__REQUIREMENTS__: Without the pictures, can you quote each line below exactly?

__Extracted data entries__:
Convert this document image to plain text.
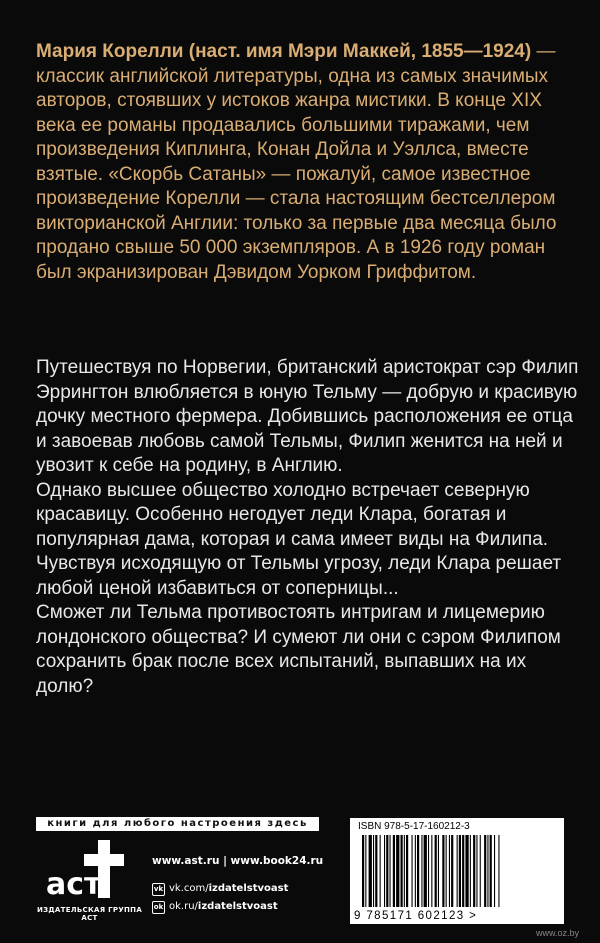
Мария Корелли (наст. имя Мэри Маккей, 1855—1924) — классик английской литературы, одна из самых значимых авторов, стоявших у истоков жанра мистики. В конце XIX века ее романы продавались большими тиражами, чем произведения Киплинга, Конан Дойла и Уэллса, вместе взятые. «Скорбь Сатаны» — пожалуй, самое известное произведение Корелли — стала настоящим бестселлером викторианской Англии: только за первые два месяца было продано свыше 50 000 экземпляров. А в 1926 году роман был экранизирован Дэвидом Уорком Гриффитом.

Путешествуя по Норвегии, британский аристократ сэр Филип Эррингтон влюбляется в юную Тельму — добрую и красивую дочку местного фермера. Добившись расположения ее отца и завоевав любовь самой Тельмы, Филип женится на ней и увозит к себе на родину, в Англию.

Однако высшее общество холодно встречает северную красавицу. Особенно негодует леди Клара, богатая и популярная дама, которая и сама имеет виды на Филипа. Чувствуя исходящую от Тельмы угрозу, леди Клара решает любой ценой избавиться от соперницы...

Сможет ли Тельма противостоять интригам и лицемерию лондонского общества? И сумеют ли они с сэром Филипом сохранить брак после всех испытаний, выпавших на их долю?

книги для любого настроения здесь
аст
ИЗДАТЕЛЬСКАЯ ГРУППА АСТ
www.ast.ru | www.book24.ru
vk vk.com/ izdatelstvoast
ok ok.ru/ izdatelstvoast
ISBN 978-5-17-160212-3
9 785171 602123 >
www.oz.by
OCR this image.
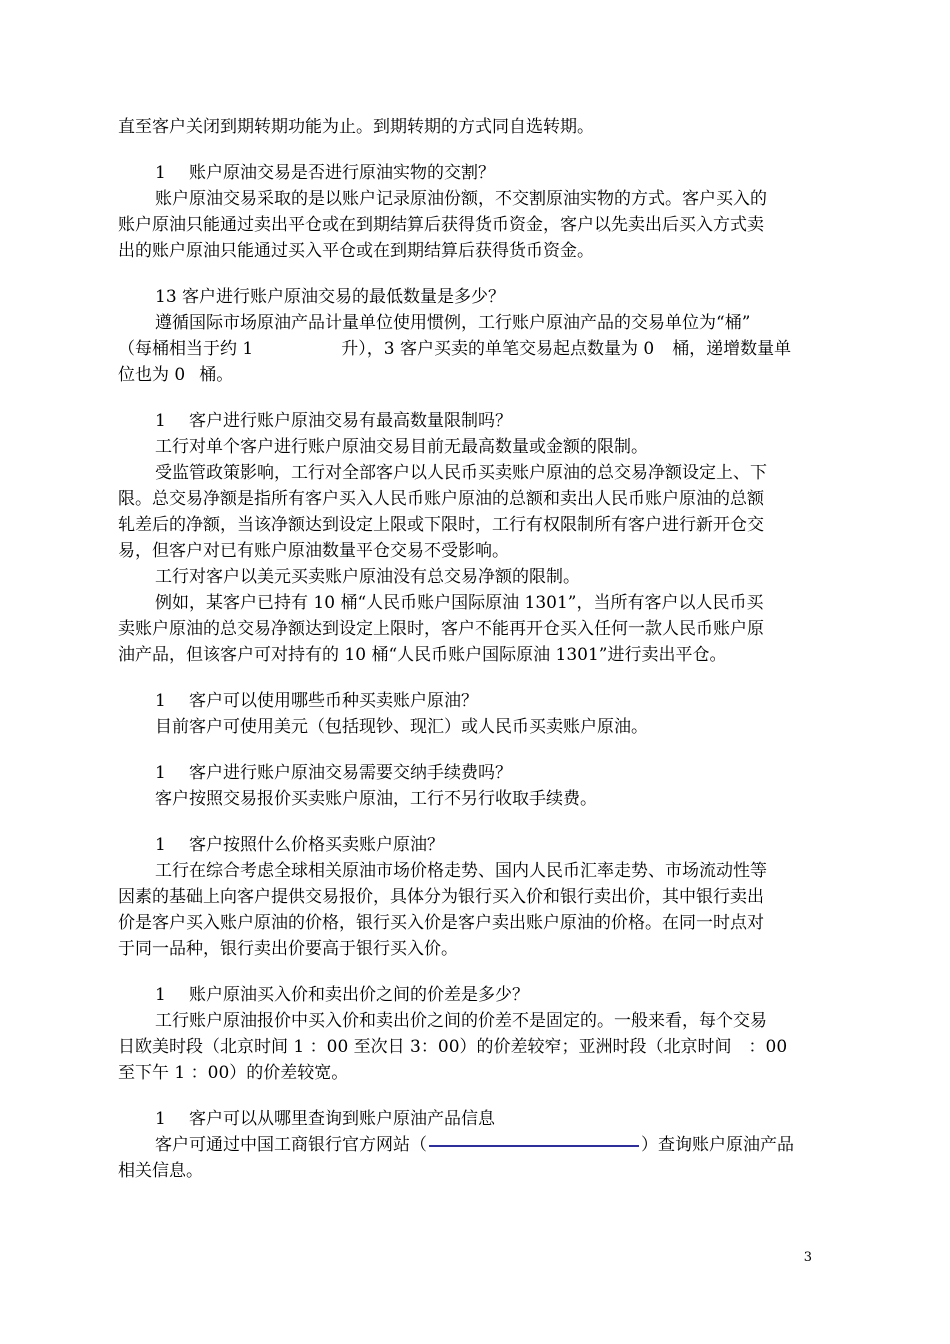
直至客户关闭到期转期功能为止。到期转期的方式同自选转期。
1 账户原油交易是否进行原油实物的交割？
账户原油交易采取的是以账户记录原油份额，不交割原油实物的方式。客户买入的
账户原油只能通过卖出平仓或在到期结算后获得货币资金，客户以先卖出后买入方式卖
出的账户原油只能通过买入平仓或在到期结算后获得货币资金。
13 客户进行账户原油交易的最低数量是多少？
遵循国际市场原油产品计量单位使用惯例，工行账户原油产品的交易单位为“桶”
（每桶相当于约 1	升），3 客户买卖的单笔交易起点数量为 0 桶，递增数量单
位也为 0 桶。
1 客户进行账户原油交易有最高数量限制吗？
工行对单个客户进行账户原油交易目前无最高数量或金额的限制。
受监管政策影响，工行对全部客户以人民币买卖账户原油的总交易净额设定上、下
限。总交易净额是指所有客户买入人民币账户原油的总额和卖出人民币账户原油的总额
轧差后的净额，当该净额达到设定上限或下限时，工行有权限制所有客户进行新开仓交
易，但客户对已有账户原油数量平仓交易不受影响。
工行对客户以美元买卖账户原油没有总交易净额的限制。
例如，某客户已持有 10 桶“人民币账户国际原油 1301”，当所有客户以人民币买
卖账户原油的总交易净额达到设定上限时，客户不能再开仓买入任何一款人民币账户原
油产品，但该客户可对持有的 10 桶“人民币账户国际原油 1301”进行卖出平仓。
1 客户可以使用哪些币种买卖账户原油？
目前客户可使用美元（包括现钞、现汇）或人民币买卖账户原油。
1 客户进行账户原油交易需要交纳手续费吗？
客户按照交易报价买卖账户原油，工行不另行收取手续费。
1 客户按照什么价格买卖账户原油？
工行在综合考虑全球相关原油市场价格走势、国内人民币汇率走势、市场流动性等
因素的基础上向客户提供交易报价，具体分为银行买入价和银行卖出价，其中银行卖出
价是客户买入账户原油的价格，银行买入价是客户卖出账户原油的价格。在同一时点对
于同一品种，银行卖出价要高于银行买入价。
1 账户原油买入价和卖出价之间的价差是多少？
工行账户原油报价中买入价和卖出价之间的价差不是固定的。一般来看，每个交易
日欧美时段（北京时间 1 ：00 至次日 3：00）的价差较窄；亚洲时段（北京时间　：00
至下午 1 ：00）的价差较宽。
1 客户可以从哪里查询到账户原油产品信息
客户可通过中国工商银行官方网站（	）查询账户原油产品
相关信息。
3
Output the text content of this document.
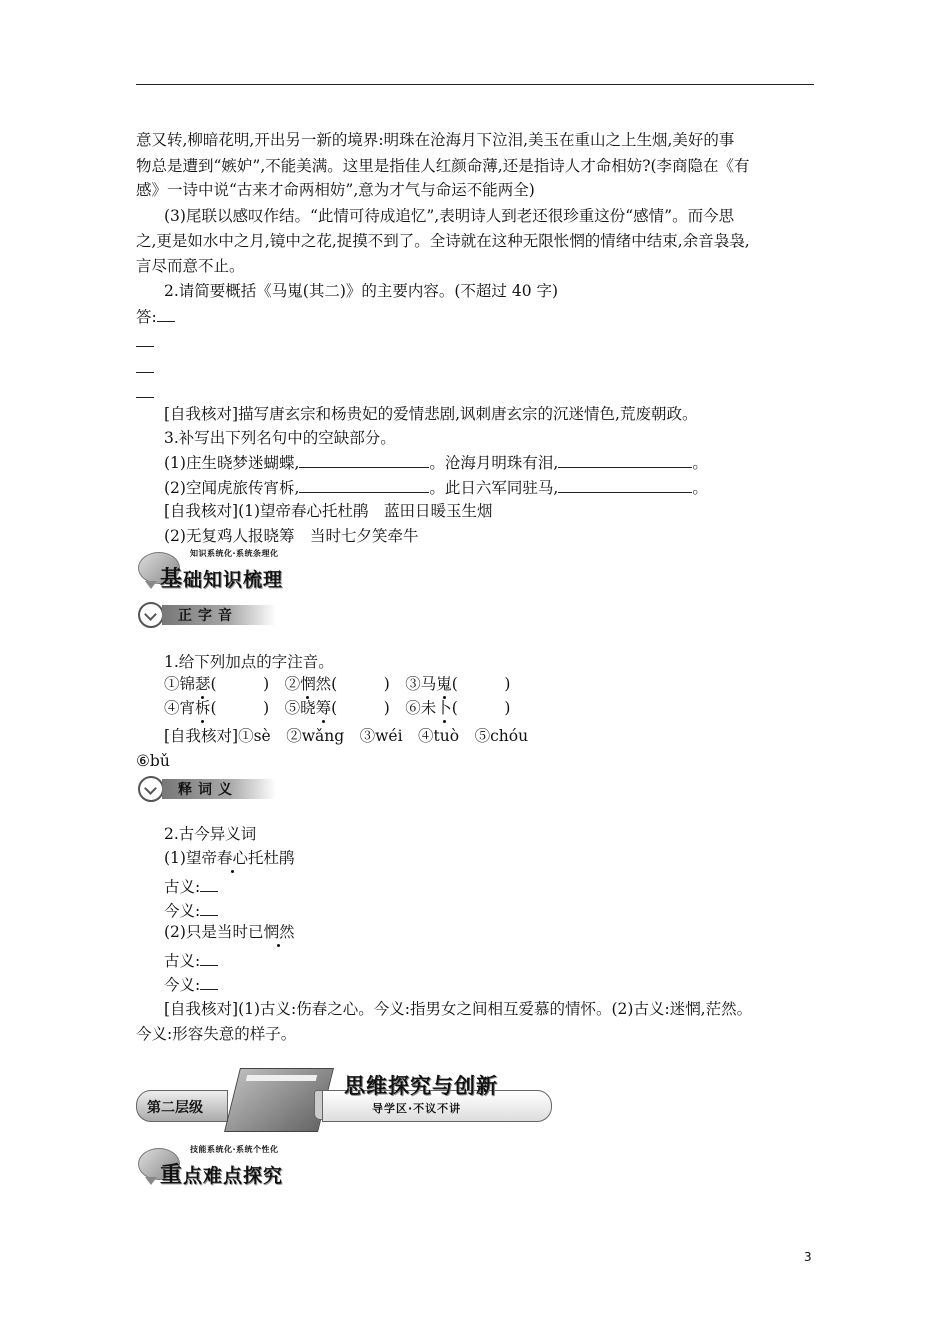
意又转,柳暗花明,开出另一新的境界:明珠在沧海月下泣泪,美玉在重山之上生烟,美好的事
物总是遭到“嫉妒”,不能美满。这里是指佳人红颜命薄,还是指诗人才命相妨?(李商隐在《有
感》一诗中说“古来才命两相妨”,意为才气与命运不能两全)
(3)尾联以感叹作结。“此情可待成追忆”,表明诗人到老还很珍重这份“感情”。而今思
之,更是如水中之月,镜中之花,捉摸不到了。全诗就在这种无限怅惘的情绪中结束,余音袅袅,
言尽而意不止。
2.请简要概括《马嵬(其二)》的主要内容。(不超过 40 字)
答:
[自我核对]描写唐玄宗和杨贵妃的爱情悲剧,讽刺唐玄宗的沉迷情色,荒废朝政。
3.补写出下列名句中的空缺部分。
(1)庄生晓梦迷蝴蝶,	。沧海月明珠有泪,	。
(2)空闻虎旅传宵柝,	。此日六军同驻马,	。
[自我核对](1)望帝春心托杜鹃　蓝田日暖玉生烟
(2)无复鸡人报晓筹　当时七夕笑牵牛
知识系统化·系统条理化
基础知识梳理
正字音
1.给下列加点的字注音。
①锦瑟(　　　)　②惘然(　　　)　③马嵬(　　　)
④宵柝(　　　)　⑤晓筹(　　　)　⑥未卜(　　　)
[自我核对]①sè　②wǎng　③wéi　④tuò　⑤chóu
⑥bǔ
释词义
2.古今异义词
(1)望帝春心托杜鹃
古义:
今义:
(2)只是当时已惘然
古义:
今义:
[自我核对](1)古义:伤春之心。今义:指男女之间相互爱慕的情怀。(2)古义:迷惘,茫然。
今义:形容失意的样子。
第二层级
思维探究与创新
导学区·不议不讲
技能系统化·系统个性化
重点难点探究
3
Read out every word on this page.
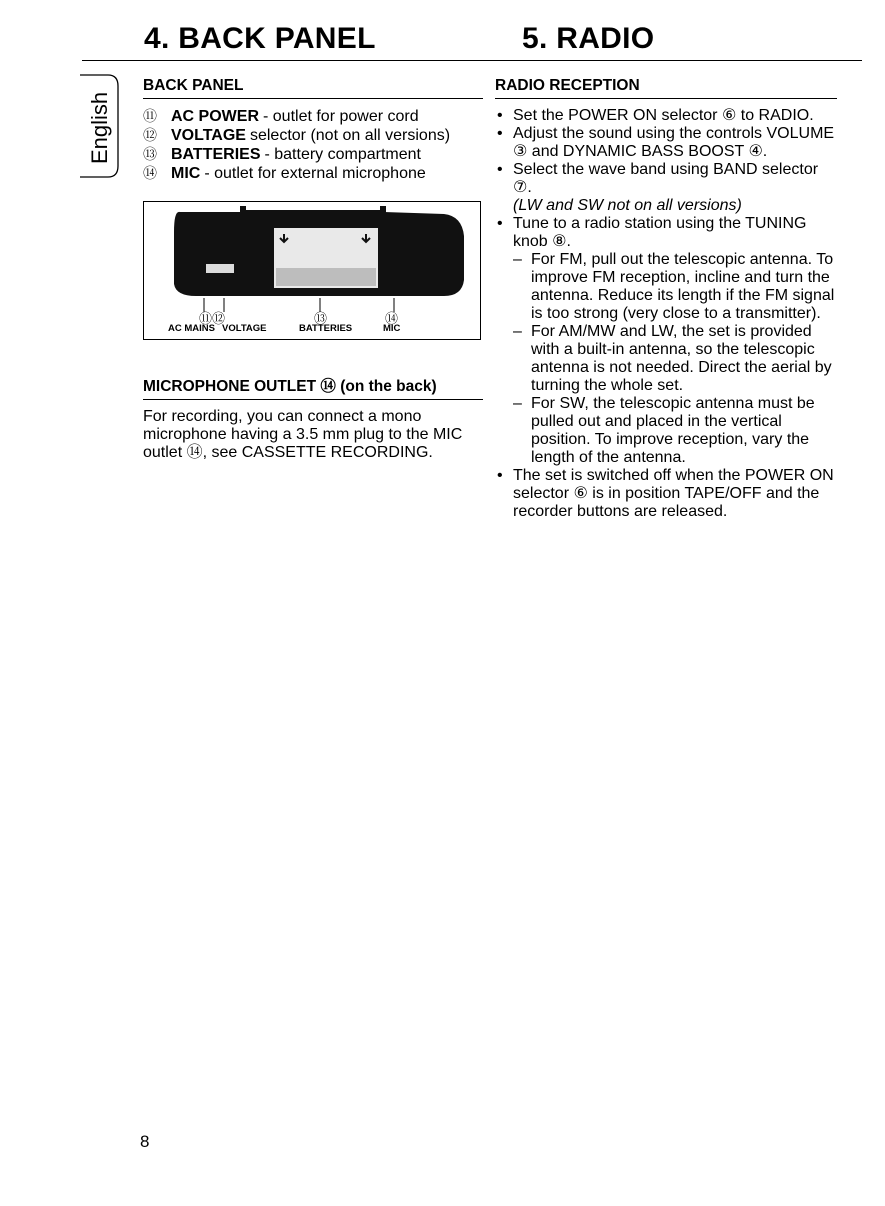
4. BACK PANEL	5. RADIO
English
BACK PANEL
⑪ AC POWER - outlet for power cord
⑫ VOLTAGE selector (not on all versions)
⑬ BATTERIES - battery compartment
⑭ MIC - outlet for external microphone
⑪⑫	⑬	⑭
AC MAINS VOLTAGE	BATTERIES	MIC
MICROPHONE OUTLET ⑭ (on the back)
For recording, you can connect a mono microphone having a 3.5 mm plug to the MIC outlet ⑭, see CASSETTE RECORDING.
RADIO RECEPTION
• Set the POWER ON selector ⑥ to RADIO.
• Adjust the sound using the controls VOLUME ③ and DYNAMIC BASS BOOST ④.
• Select the wave band using BAND selector ⑦.
(LW and SW not on all versions)
• Tune to a radio station using the TUNING knob ⑧.
– For FM, pull out the telescopic antenna. To improve FM reception, incline and turn the antenna. Reduce its length if the FM signal is too strong (very close to a transmitter).
– For AM/MW and LW, the set is provided with a built-in antenna, so the telescopic antenna is not needed. Direct the aerial by turning the whole set.
– For SW, the telescopic antenna must be pulled out and placed in the vertical position. To improve reception, vary the length of the antenna.
• The set is switched off when the POWER ON selector ⑥ is in position TAPE/OFF and the recorder buttons are released.
8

__FINISHED TASK__:
Convert this document image to plain text.
Мария Корелли (наст. имя Мэри Маккей, 1855—1924) — классик английской литературы, одна из самых значимых авторов, стоявших у истоков жанра мистики. В конце XIX века ее романы продавались большими тиражами, чем произведения Киплинга, Конан Дойла и Уэллса, вместе взятые. «Скорбь Сатаны» — пожалуй, самое известное произведение Корелли — стала настоящим бестселлером викторианской Англии: только за первые два месяца было продано свыше 50 000 экземпляров. А в 1926 году роман был экранизирован Дэвидом Уорком Гриффитом.

Путешествуя по Норвегии, британский аристократ сэр Филип Эррингтон влюбляется в юную Тельму — добрую и красивую дочку местного фермера. Добившись расположения ее отца и завоевав любовь самой Тельмы, Филип женится на ней и увозит к себе на родину, в Англию.

Однако высшее общество холодно встречает северную красавицу. Особенно негодует леди Клара, богатая и популярная дама, которая и сама имеет виды на Филипа. Чувствуя исходящую от Тельмы угрозу, леди Клара решает любой ценой избавиться от соперницы...

Сможет ли Тельма противостоять интригам и лицемерию лондонского общества? И сумеют ли они с сэром Филипом сохранить брак после всех испытаний, выпавших на их долю?

книги для любого настроения здесь
аст
ИЗДАТЕЛЬСКАЯ ГРУППА АСТ
www.ast.ru | www.book24.ru
vk vk.com/ izdatelstvoast
ok ok.ru/ izdatelstvoast
ISBN 978-5-17-160212-3
9 785171 602123 >
www.oz.by
OCR this image.
直至客户关闭到期转期功能为止。到期转期的方式同自选转期。
1 账户原油交易是否进行原油实物的交割？
账户原油交易采取的是以账户记录原油份额，不交割原油实物的方式。客户买入的
账户原油只能通过卖出平仓或在到期结算后获得货币资金，客户以先卖出后买入方式卖
出的账户原油只能通过买入平仓或在到期结算后获得货币资金。
13 客户进行账户原油交易的最低数量是多少？
遵循国际市场原油产品计量单位使用惯例，工行账户原油产品的交易单位为“桶”
（每桶相当于约 1	升），3 客户买卖的单笔交易起点数量为 0 桶，递增数量单
位也为 0 桶。
1 客户进行账户原油交易有最高数量限制吗？
工行对单个客户进行账户原油交易目前无最高数量或金额的限制。
受监管政策影响，工行对全部客户以人民币买卖账户原油的总交易净额设定上、下
限。总交易净额是指所有客户买入人民币账户原油的总额和卖出人民币账户原油的总额
轧差后的净额，当该净额达到设定上限或下限时，工行有权限制所有客户进行新开仓交
易，但客户对已有账户原油数量平仓交易不受影响。
工行对客户以美元买卖账户原油没有总交易净额的限制。
例如，某客户已持有 10 桶“人民币账户国际原油 1301”，当所有客户以人民币买
卖账户原油的总交易净额达到设定上限时，客户不能再开仓买入任何一款人民币账户原
油产品，但该客户可对持有的 10 桶“人民币账户国际原油 1301”进行卖出平仓。
1 客户可以使用哪些币种买卖账户原油？
目前客户可使用美元（包括现钞、现汇）或人民币买卖账户原油。
1 客户进行账户原油交易需要交纳手续费吗？
客户按照交易报价买卖账户原油，工行不另行收取手续费。
1 客户按照什么价格买卖账户原油？
工行在综合考虑全球相关原油市场价格走势、国内人民币汇率走势、市场流动性等
因素的基础上向客户提供交易报价，具体分为银行买入价和银行卖出价，其中银行卖出
价是客户买入账户原油的价格，银行买入价是客户卖出账户原油的价格。在同一时点对
于同一品种，银行卖出价要高于银行买入价。
1 账户原油买入价和卖出价之间的价差是多少？
工行账户原油报价中买入价和卖出价之间的价差不是固定的。一般来看，每个交易
日欧美时段（北京时间 1 ：00 至次日 3：00）的价差较窄；亚洲时段（北京时间　：00
至下午 1 ：00）的价差较宽。
1 客户可以从哪里查询到账户原油产品信息
客户可通过中国工商银行官方网站（	）查询账户原油产品
相关信息。
3
Output the text content of this document.
意又转,柳暗花明,开出另一新的境界:明珠在沧海月下泣泪,美玉在重山之上生烟,美好的事
物总是遭到“嫉妒”,不能美满。这里是指佳人红颜命薄,还是指诗人才命相妨?(李商隐在《有
感》一诗中说“古来才命两相妨”,意为才气与命运不能两全)
(3)尾联以感叹作结。“此情可待成追忆”,表明诗人到老还很珍重这份“感情”。而今思
之,更是如水中之月,镜中之花,捉摸不到了。全诗就在这种无限怅惘的情绪中结束,余音袅袅,
言尽而意不止。
2.请简要概括《马嵬(其二)》的主要内容。(不超过 40 字)
答:
[自我核对]描写唐玄宗和杨贵妃的爱情悲剧,讽刺唐玄宗的沉迷情色,荒废朝政。
3.补写出下列名句中的空缺部分。
(1)庄生晓梦迷蝴蝶,	。沧海月明珠有泪,	。
(2)空闻虎旅传宵柝,	。此日六军同驻马,	。
[自我核对](1)望帝春心托杜鹃　蓝田日暖玉生烟
(2)无复鸡人报晓筹　当时七夕笑牵牛
知识系统化·系统条理化
基础知识梳理
正字音
1.给下列加点的字注音。
①锦瑟(　　　)　②惘然(　　　)　③马嵬(　　　)
④宵柝(　　　)　⑤晓筹(　　　)　⑥未卜(　　　)
[自我核对]①sè　②wǎng　③wéi　④tuò　⑤chóu
⑥bǔ
释词义
2.古今异义词
(1)望帝春心托杜鹃
古义:
今义:
(2)只是当时已惘然
古义:
今义:
[自我核对](1)古义:伤春之心。今义:指男女之间相互爱慕的情怀。(2)古义:迷惘,茫然。
今义:形容失意的样子。
第二层级
思维探究与创新
导学区·不议不讲
技能系统化·系统个性化
重点难点探究
3
Read out every word on this page.
4. BACK PANEL	5. RADIO
English
BACK PANEL
⑪ AC POWER - outlet for power cord
⑫ VOLTAGE selector (not on all versions)
⑬ BATTERIES - battery compartment
⑭ MIC - outlet for external microphone
⑪⑫	⑬	⑭
AC MAINS VOLTAGE	BATTERIES	MIC
MICROPHONE OUTLET ⑭ (on the back)
For recording, you can connect a mono microphone having a 3.5 mm plug to the MIC outlet ⑭, see CASSETTE RECORDING.
RADIO RECEPTION
• Set the POWER ON selector ⑥ to RADIO.
• Adjust the sound using the controls VOLUME ③ and DYNAMIC BASS BOOST ④.
• Select the wave band using BAND selector ⑦.
(LW and SW not on all versions)
• Tune to a radio station using the TUNING knob ⑧.
– For FM, pull out the telescopic antenna. To improve FM reception, incline and turn the antenna. Reduce its length if the FM signal is too strong (very close to a transmitter).
– For AM/MW and LW, the set is provided with a built-in antenna, so the telescopic antenna is not needed. Direct the aerial by turning the whole set.
– For SW, the telescopic antenna must be pulled out and placed in the vertical position. To improve reception, vary the length of the antenna.
• The set is switched off when the POWER ON selector ⑥ is in position TAPE/OFF and the recorder buttons are released.
8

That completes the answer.